--- begin ---

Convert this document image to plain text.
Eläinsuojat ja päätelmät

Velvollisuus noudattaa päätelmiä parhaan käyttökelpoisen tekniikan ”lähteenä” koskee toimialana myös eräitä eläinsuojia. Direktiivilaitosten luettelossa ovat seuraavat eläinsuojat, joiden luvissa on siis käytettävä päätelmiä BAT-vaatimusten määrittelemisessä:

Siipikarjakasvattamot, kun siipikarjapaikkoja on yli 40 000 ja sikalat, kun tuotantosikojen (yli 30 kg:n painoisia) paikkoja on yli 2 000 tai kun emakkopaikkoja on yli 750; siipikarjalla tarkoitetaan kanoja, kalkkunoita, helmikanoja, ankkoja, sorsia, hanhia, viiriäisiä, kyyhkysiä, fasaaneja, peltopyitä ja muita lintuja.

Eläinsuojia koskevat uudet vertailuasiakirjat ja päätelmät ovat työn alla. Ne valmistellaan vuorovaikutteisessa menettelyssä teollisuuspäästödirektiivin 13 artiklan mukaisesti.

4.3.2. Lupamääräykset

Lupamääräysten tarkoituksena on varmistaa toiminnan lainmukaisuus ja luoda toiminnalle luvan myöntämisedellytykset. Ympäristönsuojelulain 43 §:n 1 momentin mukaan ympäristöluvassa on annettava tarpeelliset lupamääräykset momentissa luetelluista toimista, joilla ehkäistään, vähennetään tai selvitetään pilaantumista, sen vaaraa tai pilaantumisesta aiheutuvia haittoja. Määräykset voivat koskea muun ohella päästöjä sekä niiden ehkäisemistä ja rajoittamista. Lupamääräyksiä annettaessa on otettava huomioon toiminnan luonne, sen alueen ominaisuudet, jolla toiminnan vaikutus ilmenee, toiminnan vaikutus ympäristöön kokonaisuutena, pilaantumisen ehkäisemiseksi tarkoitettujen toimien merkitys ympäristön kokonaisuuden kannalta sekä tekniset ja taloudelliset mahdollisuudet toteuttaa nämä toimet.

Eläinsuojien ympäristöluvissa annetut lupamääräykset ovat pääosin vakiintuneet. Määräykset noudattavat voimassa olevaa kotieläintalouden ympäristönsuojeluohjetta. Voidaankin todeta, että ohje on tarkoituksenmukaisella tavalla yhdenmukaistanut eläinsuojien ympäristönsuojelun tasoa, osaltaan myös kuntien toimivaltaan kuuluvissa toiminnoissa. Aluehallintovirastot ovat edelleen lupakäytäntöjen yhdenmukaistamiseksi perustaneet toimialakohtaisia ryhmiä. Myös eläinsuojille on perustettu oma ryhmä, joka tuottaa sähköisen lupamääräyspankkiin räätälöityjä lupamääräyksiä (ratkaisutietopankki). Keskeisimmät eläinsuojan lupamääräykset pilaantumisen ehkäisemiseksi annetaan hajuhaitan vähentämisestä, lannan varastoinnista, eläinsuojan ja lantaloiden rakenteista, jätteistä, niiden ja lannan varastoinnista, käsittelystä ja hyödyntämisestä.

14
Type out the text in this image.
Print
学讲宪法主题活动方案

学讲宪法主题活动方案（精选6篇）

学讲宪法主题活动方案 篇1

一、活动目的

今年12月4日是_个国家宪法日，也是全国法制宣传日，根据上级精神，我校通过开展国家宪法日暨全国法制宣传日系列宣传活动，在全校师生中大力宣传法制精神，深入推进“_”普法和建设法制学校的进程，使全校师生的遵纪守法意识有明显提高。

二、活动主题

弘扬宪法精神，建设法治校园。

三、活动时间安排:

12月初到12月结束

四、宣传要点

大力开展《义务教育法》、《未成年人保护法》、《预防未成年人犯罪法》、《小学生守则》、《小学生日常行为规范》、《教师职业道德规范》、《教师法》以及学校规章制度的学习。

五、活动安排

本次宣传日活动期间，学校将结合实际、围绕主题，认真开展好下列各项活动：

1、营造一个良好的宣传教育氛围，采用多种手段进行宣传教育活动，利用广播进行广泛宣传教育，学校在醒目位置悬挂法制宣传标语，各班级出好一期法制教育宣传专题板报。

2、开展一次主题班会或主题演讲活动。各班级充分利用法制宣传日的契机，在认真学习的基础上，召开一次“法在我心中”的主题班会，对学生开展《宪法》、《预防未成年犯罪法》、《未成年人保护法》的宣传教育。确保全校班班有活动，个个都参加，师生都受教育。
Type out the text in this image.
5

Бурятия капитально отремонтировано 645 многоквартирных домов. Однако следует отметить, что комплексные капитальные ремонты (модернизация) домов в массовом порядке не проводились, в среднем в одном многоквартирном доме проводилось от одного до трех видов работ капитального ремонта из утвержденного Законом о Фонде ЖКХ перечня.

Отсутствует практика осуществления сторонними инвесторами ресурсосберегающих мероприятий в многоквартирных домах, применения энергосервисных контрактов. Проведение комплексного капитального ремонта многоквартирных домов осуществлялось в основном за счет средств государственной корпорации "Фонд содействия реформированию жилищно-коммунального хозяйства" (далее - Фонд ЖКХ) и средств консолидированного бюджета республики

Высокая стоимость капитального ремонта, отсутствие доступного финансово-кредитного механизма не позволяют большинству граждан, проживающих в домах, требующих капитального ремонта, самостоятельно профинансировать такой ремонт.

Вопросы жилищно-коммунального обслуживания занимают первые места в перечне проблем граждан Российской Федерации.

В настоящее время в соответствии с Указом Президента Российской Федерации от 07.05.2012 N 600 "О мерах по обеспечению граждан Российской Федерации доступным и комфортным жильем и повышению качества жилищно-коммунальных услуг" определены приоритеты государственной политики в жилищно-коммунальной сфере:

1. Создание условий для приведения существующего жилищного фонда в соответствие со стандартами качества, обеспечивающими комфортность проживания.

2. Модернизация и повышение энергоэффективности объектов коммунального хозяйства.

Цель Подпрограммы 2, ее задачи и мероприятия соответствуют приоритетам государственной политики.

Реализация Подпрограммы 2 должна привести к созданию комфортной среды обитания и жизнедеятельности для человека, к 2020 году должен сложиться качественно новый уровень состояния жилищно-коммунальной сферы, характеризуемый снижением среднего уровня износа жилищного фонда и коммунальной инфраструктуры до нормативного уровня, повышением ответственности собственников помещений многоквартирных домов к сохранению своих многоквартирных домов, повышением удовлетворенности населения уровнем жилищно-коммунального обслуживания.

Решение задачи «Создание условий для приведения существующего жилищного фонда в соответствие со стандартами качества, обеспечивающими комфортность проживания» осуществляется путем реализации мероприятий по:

--- end ---

**The exercise**
Write out the data exactly as it stands.

**Task answer**
Convert this document image to plain text.
Eläinsuojat ja päätelmät

Velvollisuus noudattaa päätelmiä parhaan käyttökelpoisen tekniikan ”lähteenä” koskee toimialana myös eräitä eläinsuojia. Direktiivilaitosten luettelossa ovat seuraavat eläinsuojat, joiden luvissa on siis käytettävä päätelmiä BAT-vaatimusten määrittelemisessä:

Siipikarjakasvattamot, kun siipikarjapaikkoja on yli 40 000 ja sikalat, kun tuotantosikojen (yli 30 kg:n painoisia) paikkoja on yli 2 000 tai kun emakkopaikkoja on yli 750; siipikarjalla tarkoitetaan kanoja, kalkkunoita, helmikanoja, ankkoja, sorsia, hanhia, viiriäisiä, kyyhkysiä, fasaaneja, peltopyitä ja muita lintuja.

Eläinsuojia koskevat uudet vertailuasiakirjat ja päätelmät ovat työn alla. Ne valmistellaan vuorovaikutteisessa menettelyssä teollisuuspäästödirektiivin 13 artiklan mukaisesti.

4.3.2. Lupamääräykset

Lupamääräysten tarkoituksena on varmistaa toiminnan lainmukaisuus ja luoda toiminnalle luvan myöntämisedellytykset. Ympäristönsuojelulain 43 §:n 1 momentin mukaan ympäristöluvassa on annettava tarpeelliset lupamääräykset momentissa luetelluista toimista, joilla ehkäistään, vähennetään tai selvitetään pilaantumista, sen vaaraa tai pilaantumisesta aiheutuvia haittoja. Määräykset voivat koskea muun ohella päästöjä sekä niiden ehkäisemistä ja rajoittamista. Lupamääräyksiä annettaessa on otettava huomioon toiminnan luonne, sen alueen ominaisuudet, jolla toiminnan vaikutus ilmenee, toiminnan vaikutus ympäristöön kokonaisuutena, pilaantumisen ehkäisemiseksi tarkoitettujen toimien merkitys ympäristön kokonaisuuden kannalta sekä tekniset ja taloudelliset mahdollisuudet toteuttaa nämä toimet.

Eläinsuojien ympäristöluvissa annetut lupamääräykset ovat pääosin vakiintuneet. Määräykset noudattavat voimassa olevaa kotieläintalouden ympäristönsuojeluohjetta. Voidaankin todeta, että ohje on tarkoituksenmukaisella tavalla yhdenmukaistanut eläinsuojien ympäristönsuojelun tasoa, osaltaan myös kuntien toimivaltaan kuuluvissa toiminnoissa. Aluehallintovirastot ovat edelleen lupakäytäntöjen yhdenmukaistamiseksi perustaneet toimialakohtaisia ryhmiä. Myös eläinsuojille on perustettu oma ryhmä, joka tuottaa sähköisen lupamääräyspankkiin räätälöityjä lupamääräyksiä (ratkaisutietopankki). Keskeisimmät eläinsuojan lupamääräykset pilaantumisen ehkäisemiseksi annetaan hajuhaitan vähentämisestä, lannan varastoinnista, eläinsuojan ja lantaloiden rakenteista, jätteistä, niiden ja lannan varastoinnista, käsittelystä ja hyödyntämisestä.

14
Type out the text in this image.
Print
学讲宪法主题活动方案

学讲宪法主题活动方案（精选6篇）

学讲宪法主题活动方案 篇1

一、活动目的

今年12月4日是_个国家宪法日，也是全国法制宣传日，根据上级精神，我校通过开展国家宪法日暨全国法制宣传日系列宣传活动，在全校师生中大力宣传法制精神，深入推进“_”普法和建设法制学校的进程，使全校师生的遵纪守法意识有明显提高。

二、活动主题

弘扬宪法精神，建设法治校园。

三、活动时间安排:

12月初到12月结束

四、宣传要点

大力开展《义务教育法》、《未成年人保护法》、《预防未成年人犯罪法》、《小学生守则》、《小学生日常行为规范》、《教师职业道德规范》、《教师法》以及学校规章制度的学习。

五、活动安排

本次宣传日活动期间，学校将结合实际、围绕主题，认真开展好下列各项活动：

1、营造一个良好的宣传教育氛围，采用多种手段进行宣传教育活动，利用广播进行广泛宣传教育，学校在醒目位置悬挂法制宣传标语，各班级出好一期法制教育宣传专题板报。

2、开展一次主题班会或主题演讲活动。各班级充分利用法制宣传日的契机，在认真学习的基础上，召开一次“法在我心中”的主题班会，对学生开展《宪法》、《预防未成年犯罪法》、《未成年人保护法》的宣传教育。确保全校班班有活动，个个都参加，师生都受教育。
Type out the text in this image.
5

Бурятия капитально отремонтировано 645 многоквартирных домов. Однако следует отметить, что комплексные капитальные ремонты (модернизация) домов в массовом порядке не проводились, в среднем в одном многоквартирном доме проводилось от одного до трех видов работ капитального ремонта из утвержденного Законом о Фонде ЖКХ перечня.

Отсутствует практика осуществления сторонними инвесторами ресурсосберегающих мероприятий в многоквартирных домах, применения энергосервисных контрактов. Проведение комплексного капитального ремонта многоквартирных домов осуществлялось в основном за счет средств государственной корпорации "Фонд содействия реформированию жилищно-коммунального хозяйства" (далее - Фонд ЖКХ) и средств консолидированного бюджета республики

Высокая стоимость капитального ремонта, отсутствие доступного финансово-кредитного механизма не позволяют большинству граждан, проживающих в домах, требующих капитального ремонта, самостоятельно профинансировать такой ремонт.

Вопросы жилищно-коммунального обслуживания занимают первые места в перечне проблем граждан Российской Федерации.

В настоящее время в соответствии с Указом Президента Российской Федерации от 07.05.2012 N 600 "О мерах по обеспечению граждан Российской Федерации доступным и комфортным жильем и повышению качества жилищно-коммунальных услуг" определены приоритеты государственной политики в жилищно-коммунальной сфере:

1. Создание условий для приведения существующего жилищного фонда в соответствие со стандартами качества, обеспечивающими комфортность проживания.

2. Модернизация и повышение энергоэффективности объектов коммунального хозяйства.

Цель Подпрограммы 2, ее задачи и мероприятия соответствуют приоритетам государственной политики.

Реализация Подпрограммы 2 должна привести к созданию комфортной среды обитания и жизнедеятельности для человека, к 2020 году должен сложиться качественно новый уровень состояния жилищно-коммунальной сферы, характеризуемый снижением среднего уровня износа жилищного фонда и коммунальной инфраструктуры до нормативного уровня, повышением ответственности собственников помещений многоквартирных домов к сохранению своих многоквартирных домов, повышением удовлетворенности населения уровнем жилищно-коммунального обслуживания.

Решение задачи «Создание условий для приведения существующего жилищного фонда в соответствие со стандартами качества, обеспечивающими комфортность проживания» осуществляется путем реализации мероприятий по:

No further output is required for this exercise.